Written task | Give, as a bare number, the count of lines that contain the word "точек".

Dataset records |
_ _ _ _

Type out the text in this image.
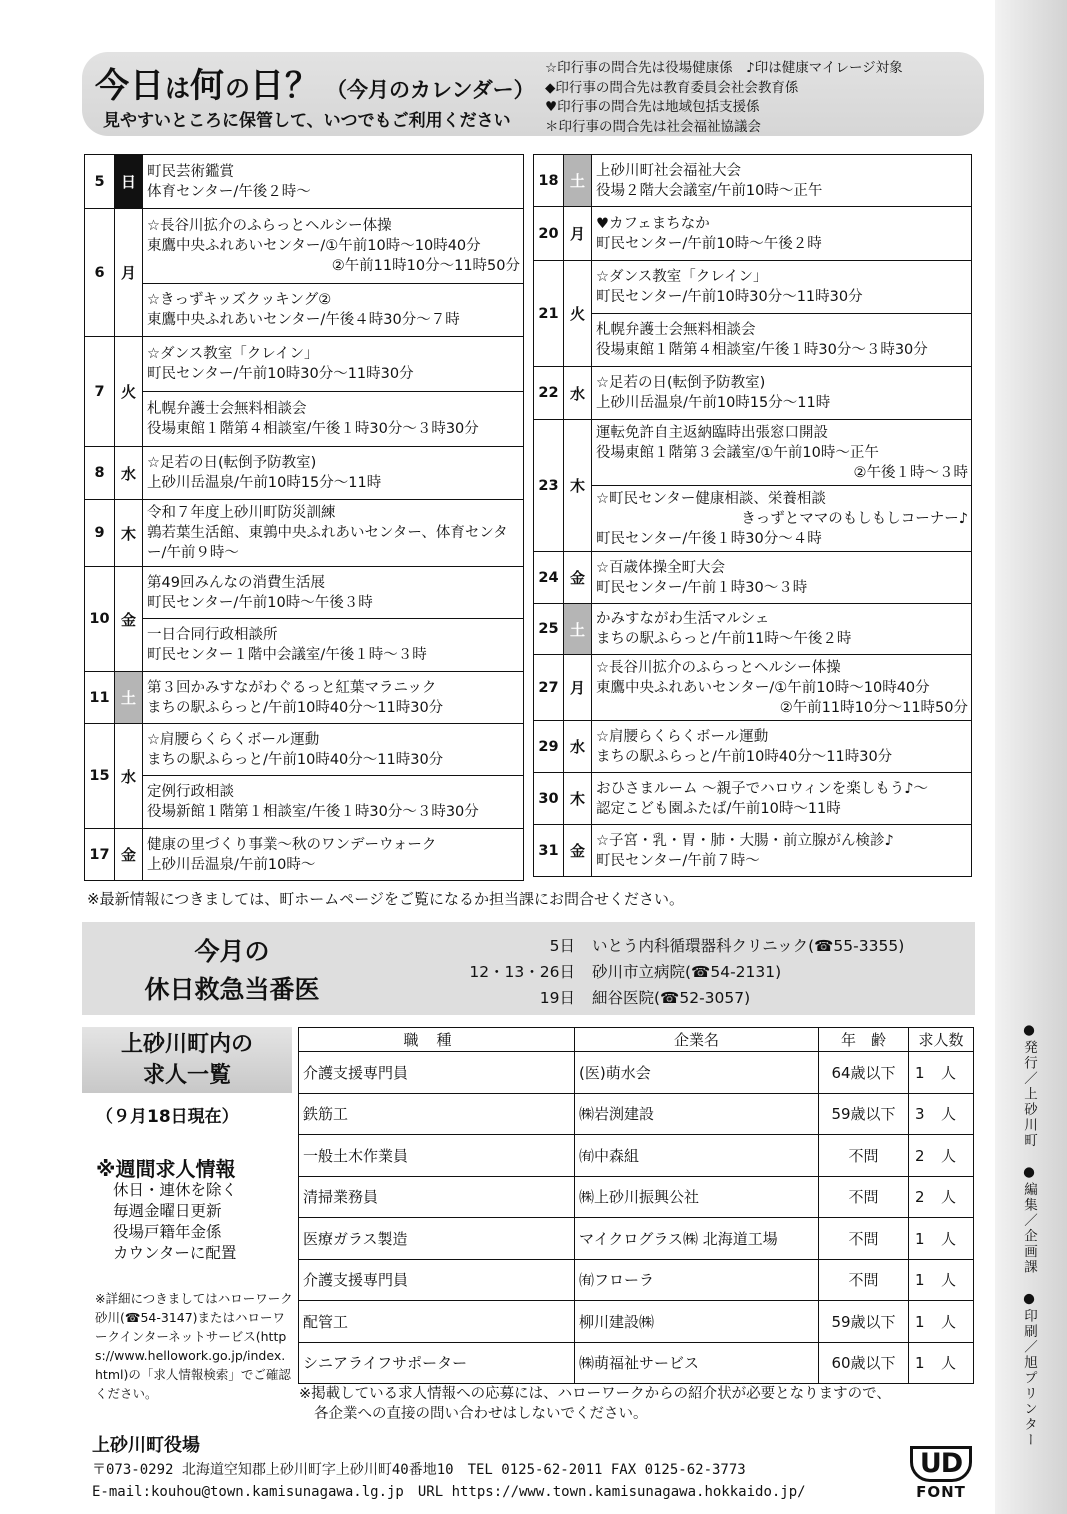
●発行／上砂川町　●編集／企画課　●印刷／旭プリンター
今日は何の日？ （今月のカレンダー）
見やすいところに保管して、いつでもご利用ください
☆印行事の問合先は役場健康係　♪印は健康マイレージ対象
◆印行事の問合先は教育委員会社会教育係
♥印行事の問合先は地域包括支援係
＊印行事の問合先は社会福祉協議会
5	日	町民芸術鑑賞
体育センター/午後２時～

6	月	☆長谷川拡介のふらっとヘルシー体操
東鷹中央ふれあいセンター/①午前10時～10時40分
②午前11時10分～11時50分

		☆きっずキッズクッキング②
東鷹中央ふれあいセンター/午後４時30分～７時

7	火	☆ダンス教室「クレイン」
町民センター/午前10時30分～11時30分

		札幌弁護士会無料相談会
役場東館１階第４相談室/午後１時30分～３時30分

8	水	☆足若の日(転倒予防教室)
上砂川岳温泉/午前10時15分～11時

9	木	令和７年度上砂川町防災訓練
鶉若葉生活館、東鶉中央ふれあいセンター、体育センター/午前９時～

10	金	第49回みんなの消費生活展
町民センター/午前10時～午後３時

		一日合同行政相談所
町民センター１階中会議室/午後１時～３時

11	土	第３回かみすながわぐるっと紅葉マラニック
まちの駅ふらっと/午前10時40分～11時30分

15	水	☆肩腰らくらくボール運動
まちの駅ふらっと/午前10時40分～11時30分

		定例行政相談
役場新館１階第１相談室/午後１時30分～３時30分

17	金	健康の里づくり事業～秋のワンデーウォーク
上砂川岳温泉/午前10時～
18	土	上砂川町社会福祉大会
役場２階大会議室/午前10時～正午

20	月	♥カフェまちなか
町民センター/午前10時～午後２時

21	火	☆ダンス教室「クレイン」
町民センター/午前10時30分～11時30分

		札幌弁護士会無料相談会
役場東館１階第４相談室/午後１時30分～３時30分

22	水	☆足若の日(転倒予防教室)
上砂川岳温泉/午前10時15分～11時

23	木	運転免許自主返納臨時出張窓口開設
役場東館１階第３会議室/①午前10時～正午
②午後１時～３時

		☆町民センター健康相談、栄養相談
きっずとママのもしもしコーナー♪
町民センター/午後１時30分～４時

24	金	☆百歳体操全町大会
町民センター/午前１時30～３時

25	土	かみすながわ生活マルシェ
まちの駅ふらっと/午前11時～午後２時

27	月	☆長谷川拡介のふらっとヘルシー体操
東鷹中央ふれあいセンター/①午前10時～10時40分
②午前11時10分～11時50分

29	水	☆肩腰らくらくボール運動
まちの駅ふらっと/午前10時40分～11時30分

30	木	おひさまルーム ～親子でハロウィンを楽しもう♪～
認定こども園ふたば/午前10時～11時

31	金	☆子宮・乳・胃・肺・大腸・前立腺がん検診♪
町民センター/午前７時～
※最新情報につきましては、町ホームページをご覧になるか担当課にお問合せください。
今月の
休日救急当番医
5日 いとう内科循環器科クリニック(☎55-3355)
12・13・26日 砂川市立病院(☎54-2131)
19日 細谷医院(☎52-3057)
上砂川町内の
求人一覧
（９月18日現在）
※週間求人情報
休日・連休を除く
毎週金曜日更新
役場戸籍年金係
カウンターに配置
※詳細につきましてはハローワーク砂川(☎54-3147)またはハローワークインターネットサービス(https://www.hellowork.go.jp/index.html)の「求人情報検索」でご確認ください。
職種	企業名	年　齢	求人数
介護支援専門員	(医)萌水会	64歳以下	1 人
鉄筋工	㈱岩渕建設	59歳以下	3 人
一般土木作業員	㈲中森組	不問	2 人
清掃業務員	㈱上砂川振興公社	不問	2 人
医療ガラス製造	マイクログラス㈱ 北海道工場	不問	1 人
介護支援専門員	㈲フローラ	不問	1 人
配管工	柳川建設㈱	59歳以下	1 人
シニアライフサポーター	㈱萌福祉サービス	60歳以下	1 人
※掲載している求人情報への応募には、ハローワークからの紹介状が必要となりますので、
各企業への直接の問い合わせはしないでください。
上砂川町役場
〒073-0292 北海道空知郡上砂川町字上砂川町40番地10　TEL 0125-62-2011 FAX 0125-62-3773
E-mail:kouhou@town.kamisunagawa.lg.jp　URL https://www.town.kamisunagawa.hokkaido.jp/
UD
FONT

_ _ _ _

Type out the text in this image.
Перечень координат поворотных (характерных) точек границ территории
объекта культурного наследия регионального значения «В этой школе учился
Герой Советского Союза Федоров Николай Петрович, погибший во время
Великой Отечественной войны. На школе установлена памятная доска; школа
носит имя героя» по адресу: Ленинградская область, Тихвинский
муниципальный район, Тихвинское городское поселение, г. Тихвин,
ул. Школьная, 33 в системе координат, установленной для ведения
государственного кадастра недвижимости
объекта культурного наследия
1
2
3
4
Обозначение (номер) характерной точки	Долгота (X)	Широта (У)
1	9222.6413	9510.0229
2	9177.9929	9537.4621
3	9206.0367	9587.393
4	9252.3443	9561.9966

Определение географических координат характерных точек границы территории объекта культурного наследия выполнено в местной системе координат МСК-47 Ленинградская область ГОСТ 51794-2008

_ _ _ _

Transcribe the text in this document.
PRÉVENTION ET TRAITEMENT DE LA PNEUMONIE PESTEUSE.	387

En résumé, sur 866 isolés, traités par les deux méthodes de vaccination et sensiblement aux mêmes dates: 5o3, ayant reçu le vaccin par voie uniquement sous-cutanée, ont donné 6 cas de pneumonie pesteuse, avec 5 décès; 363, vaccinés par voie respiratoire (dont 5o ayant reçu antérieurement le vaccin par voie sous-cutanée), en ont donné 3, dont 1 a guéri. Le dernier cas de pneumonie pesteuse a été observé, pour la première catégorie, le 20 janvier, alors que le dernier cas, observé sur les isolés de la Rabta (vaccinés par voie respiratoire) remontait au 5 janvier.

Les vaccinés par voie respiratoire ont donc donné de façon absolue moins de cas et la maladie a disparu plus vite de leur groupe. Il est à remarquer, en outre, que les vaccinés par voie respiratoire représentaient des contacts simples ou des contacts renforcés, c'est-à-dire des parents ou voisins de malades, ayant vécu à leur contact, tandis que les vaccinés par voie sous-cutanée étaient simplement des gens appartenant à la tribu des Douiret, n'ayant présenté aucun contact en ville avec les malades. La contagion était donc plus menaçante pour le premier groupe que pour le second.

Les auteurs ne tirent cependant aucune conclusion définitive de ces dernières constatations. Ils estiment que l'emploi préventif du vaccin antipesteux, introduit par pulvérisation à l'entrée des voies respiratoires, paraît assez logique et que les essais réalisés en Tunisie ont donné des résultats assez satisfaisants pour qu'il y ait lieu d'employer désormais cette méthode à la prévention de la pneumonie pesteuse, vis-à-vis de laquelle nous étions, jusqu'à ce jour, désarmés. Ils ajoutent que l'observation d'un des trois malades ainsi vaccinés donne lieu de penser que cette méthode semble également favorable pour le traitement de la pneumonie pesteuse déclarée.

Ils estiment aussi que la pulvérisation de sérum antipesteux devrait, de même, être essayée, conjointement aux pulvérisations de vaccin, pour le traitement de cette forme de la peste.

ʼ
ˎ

_ _ _ _

The completed task | 2